>>>
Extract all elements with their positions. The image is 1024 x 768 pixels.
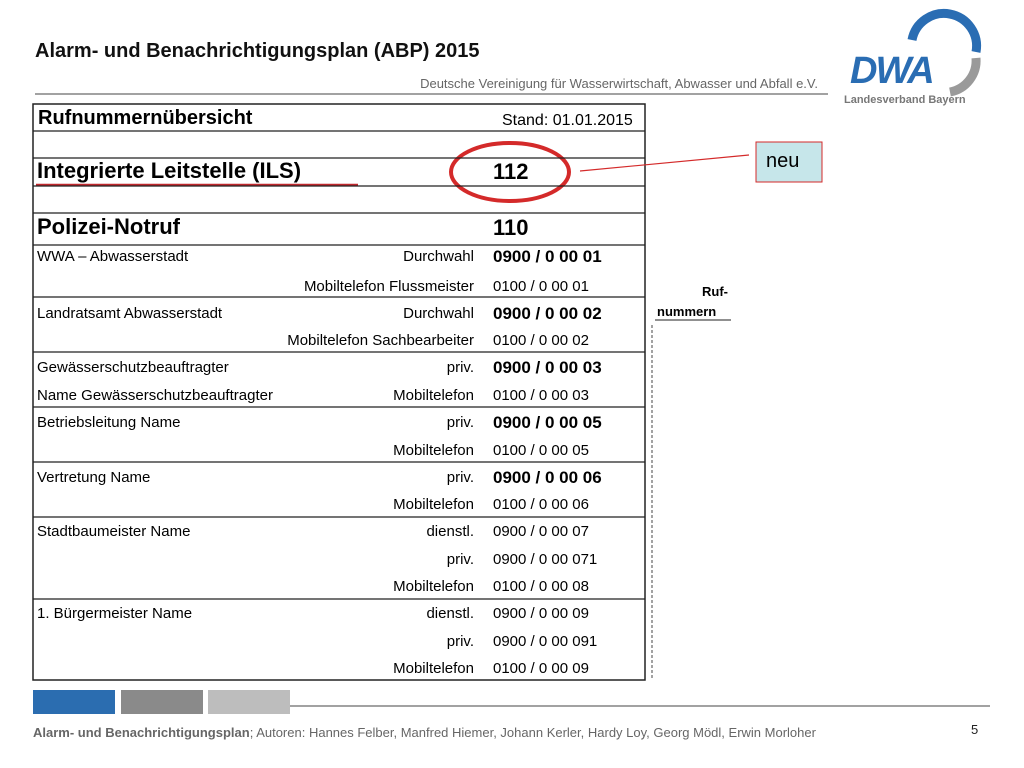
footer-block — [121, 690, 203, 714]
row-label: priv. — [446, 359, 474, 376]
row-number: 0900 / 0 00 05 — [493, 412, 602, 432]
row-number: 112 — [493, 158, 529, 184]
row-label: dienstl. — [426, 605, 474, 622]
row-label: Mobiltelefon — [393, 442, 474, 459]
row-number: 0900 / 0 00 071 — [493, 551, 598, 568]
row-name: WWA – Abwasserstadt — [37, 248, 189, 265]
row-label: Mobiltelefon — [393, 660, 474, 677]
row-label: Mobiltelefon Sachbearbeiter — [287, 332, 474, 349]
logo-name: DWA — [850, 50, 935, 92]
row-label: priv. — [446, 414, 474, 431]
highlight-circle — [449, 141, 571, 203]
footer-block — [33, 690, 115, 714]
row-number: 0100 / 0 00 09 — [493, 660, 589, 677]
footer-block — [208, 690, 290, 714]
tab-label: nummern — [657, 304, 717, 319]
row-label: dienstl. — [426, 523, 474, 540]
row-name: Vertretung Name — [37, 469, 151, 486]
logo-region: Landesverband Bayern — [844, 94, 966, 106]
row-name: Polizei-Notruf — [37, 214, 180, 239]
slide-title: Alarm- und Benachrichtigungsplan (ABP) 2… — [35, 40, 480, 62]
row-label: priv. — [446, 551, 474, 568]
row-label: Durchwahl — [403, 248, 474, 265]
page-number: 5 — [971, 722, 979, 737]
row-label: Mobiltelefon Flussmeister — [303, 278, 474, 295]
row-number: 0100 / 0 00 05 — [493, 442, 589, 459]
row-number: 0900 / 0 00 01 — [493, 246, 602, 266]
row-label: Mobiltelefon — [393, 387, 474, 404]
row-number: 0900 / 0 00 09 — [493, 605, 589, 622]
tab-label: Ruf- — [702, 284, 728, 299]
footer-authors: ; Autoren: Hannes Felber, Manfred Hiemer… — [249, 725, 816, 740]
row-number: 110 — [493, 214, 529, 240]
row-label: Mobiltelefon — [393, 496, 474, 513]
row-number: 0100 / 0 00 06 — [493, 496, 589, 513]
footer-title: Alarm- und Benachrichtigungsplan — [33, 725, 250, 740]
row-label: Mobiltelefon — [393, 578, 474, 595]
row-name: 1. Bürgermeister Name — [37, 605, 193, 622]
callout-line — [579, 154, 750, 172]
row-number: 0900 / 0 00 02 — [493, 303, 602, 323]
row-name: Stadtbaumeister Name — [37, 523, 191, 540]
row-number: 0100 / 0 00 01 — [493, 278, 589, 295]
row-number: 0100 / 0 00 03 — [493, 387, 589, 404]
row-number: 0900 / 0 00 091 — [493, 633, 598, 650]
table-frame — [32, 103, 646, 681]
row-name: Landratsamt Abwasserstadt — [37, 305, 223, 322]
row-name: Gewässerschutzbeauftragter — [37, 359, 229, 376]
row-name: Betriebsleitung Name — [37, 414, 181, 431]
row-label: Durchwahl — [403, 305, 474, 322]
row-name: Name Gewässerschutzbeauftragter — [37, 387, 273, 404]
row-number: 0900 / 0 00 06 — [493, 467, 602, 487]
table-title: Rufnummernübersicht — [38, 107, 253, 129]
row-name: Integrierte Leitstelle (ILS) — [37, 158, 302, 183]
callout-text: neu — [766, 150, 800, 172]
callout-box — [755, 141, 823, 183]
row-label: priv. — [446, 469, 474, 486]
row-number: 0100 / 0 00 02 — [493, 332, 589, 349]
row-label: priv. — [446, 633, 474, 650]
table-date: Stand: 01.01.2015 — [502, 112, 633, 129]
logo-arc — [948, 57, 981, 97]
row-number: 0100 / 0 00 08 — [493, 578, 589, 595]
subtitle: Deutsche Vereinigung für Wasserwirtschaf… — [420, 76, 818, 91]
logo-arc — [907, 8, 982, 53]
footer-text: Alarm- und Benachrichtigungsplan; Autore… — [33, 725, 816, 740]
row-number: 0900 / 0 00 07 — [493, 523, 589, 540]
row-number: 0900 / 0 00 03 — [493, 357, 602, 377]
<<<
>>>
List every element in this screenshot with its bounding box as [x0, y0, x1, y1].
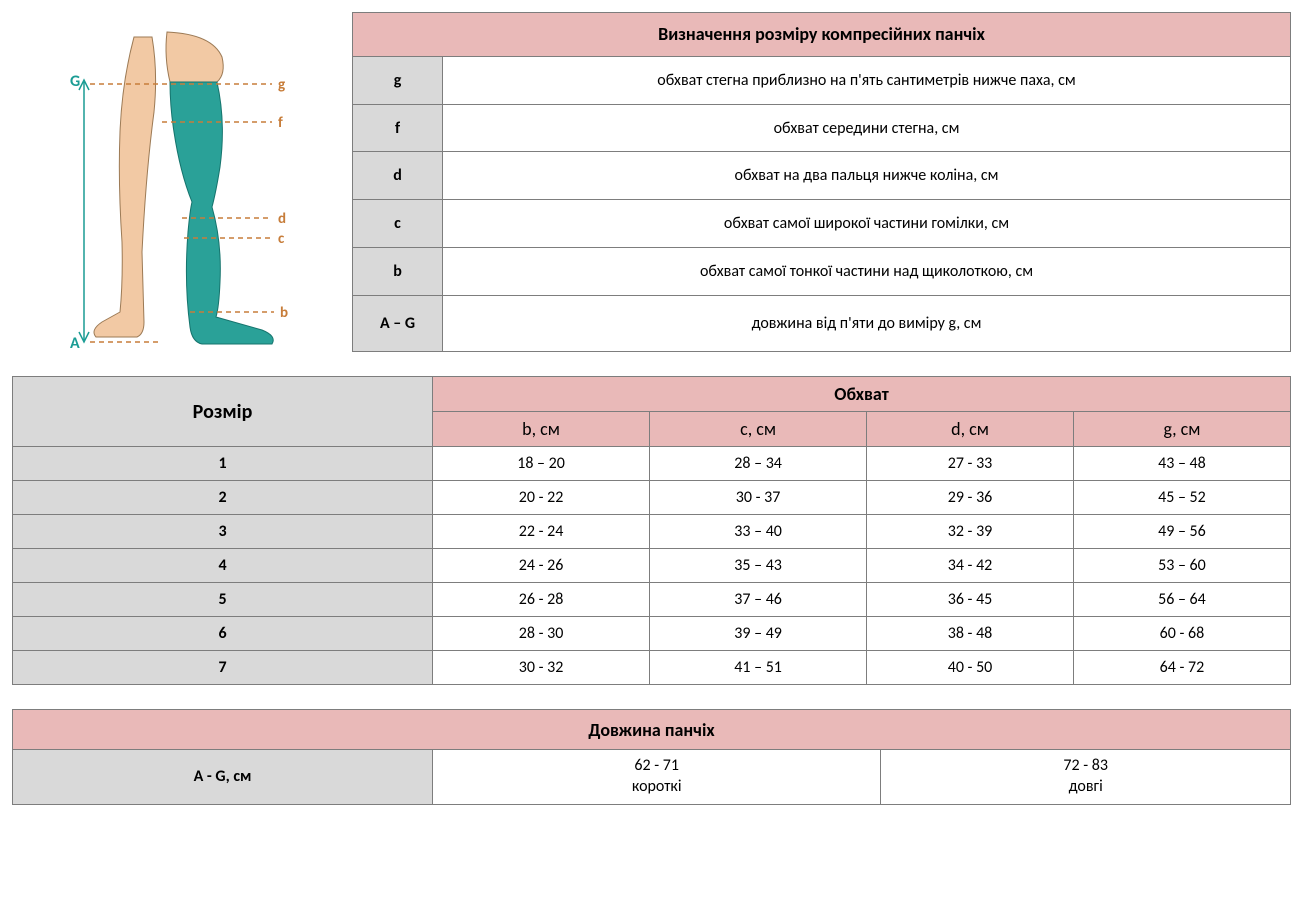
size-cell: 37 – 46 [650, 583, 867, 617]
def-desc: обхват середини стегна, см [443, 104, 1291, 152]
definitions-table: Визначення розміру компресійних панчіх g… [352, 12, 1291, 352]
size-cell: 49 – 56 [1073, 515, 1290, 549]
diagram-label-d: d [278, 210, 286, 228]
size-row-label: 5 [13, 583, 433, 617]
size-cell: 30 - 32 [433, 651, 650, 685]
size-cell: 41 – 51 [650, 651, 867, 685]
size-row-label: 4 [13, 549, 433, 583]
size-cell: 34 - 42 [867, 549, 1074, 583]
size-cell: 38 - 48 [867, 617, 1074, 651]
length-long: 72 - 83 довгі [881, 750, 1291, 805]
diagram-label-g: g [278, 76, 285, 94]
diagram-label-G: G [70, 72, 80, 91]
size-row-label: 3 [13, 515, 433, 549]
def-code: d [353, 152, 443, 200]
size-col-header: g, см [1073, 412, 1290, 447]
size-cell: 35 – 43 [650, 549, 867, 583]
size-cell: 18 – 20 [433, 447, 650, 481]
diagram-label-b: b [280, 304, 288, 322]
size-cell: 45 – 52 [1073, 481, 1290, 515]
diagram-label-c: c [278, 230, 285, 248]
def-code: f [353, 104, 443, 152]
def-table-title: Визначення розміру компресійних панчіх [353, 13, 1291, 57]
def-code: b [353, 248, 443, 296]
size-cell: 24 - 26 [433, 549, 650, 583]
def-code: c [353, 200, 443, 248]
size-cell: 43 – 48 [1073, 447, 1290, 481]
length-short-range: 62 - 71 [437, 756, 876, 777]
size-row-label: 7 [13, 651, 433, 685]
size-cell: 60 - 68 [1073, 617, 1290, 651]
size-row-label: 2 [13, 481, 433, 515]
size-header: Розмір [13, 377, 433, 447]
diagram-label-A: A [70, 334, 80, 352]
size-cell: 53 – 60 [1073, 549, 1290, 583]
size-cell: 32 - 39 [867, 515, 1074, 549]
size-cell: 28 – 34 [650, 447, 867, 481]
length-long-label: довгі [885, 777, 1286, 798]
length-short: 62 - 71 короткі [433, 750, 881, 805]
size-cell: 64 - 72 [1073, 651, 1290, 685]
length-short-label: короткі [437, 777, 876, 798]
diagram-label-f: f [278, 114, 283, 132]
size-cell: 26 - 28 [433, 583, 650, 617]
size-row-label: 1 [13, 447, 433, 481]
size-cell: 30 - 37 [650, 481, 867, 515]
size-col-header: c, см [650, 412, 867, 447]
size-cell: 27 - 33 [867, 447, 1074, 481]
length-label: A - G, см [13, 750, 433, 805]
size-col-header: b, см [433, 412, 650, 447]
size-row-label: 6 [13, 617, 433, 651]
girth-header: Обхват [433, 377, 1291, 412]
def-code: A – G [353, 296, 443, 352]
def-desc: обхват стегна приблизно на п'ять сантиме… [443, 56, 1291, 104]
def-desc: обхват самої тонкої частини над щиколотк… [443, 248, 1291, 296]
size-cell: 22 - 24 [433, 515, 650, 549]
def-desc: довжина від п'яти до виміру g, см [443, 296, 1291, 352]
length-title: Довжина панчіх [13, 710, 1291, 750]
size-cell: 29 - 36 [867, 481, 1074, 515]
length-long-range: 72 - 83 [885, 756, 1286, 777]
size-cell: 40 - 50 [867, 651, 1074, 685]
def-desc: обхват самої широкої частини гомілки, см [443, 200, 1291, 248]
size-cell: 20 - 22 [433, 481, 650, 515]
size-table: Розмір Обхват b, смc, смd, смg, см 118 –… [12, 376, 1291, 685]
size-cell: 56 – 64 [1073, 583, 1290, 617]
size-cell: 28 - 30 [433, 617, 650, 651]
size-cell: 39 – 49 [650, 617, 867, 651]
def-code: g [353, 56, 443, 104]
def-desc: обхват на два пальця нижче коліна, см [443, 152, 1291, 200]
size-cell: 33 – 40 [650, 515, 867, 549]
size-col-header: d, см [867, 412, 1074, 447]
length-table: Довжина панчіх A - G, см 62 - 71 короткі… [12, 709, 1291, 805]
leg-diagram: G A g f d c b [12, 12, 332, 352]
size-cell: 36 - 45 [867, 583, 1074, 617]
<<<
• _Aim_: Show every line above that contains the word "довгі", copying each one in full.

• _Worked answer_:
length-long: 72 - 83 довгі [881, 750, 1291, 805]
length-long-label: довгі [885, 777, 1286, 798]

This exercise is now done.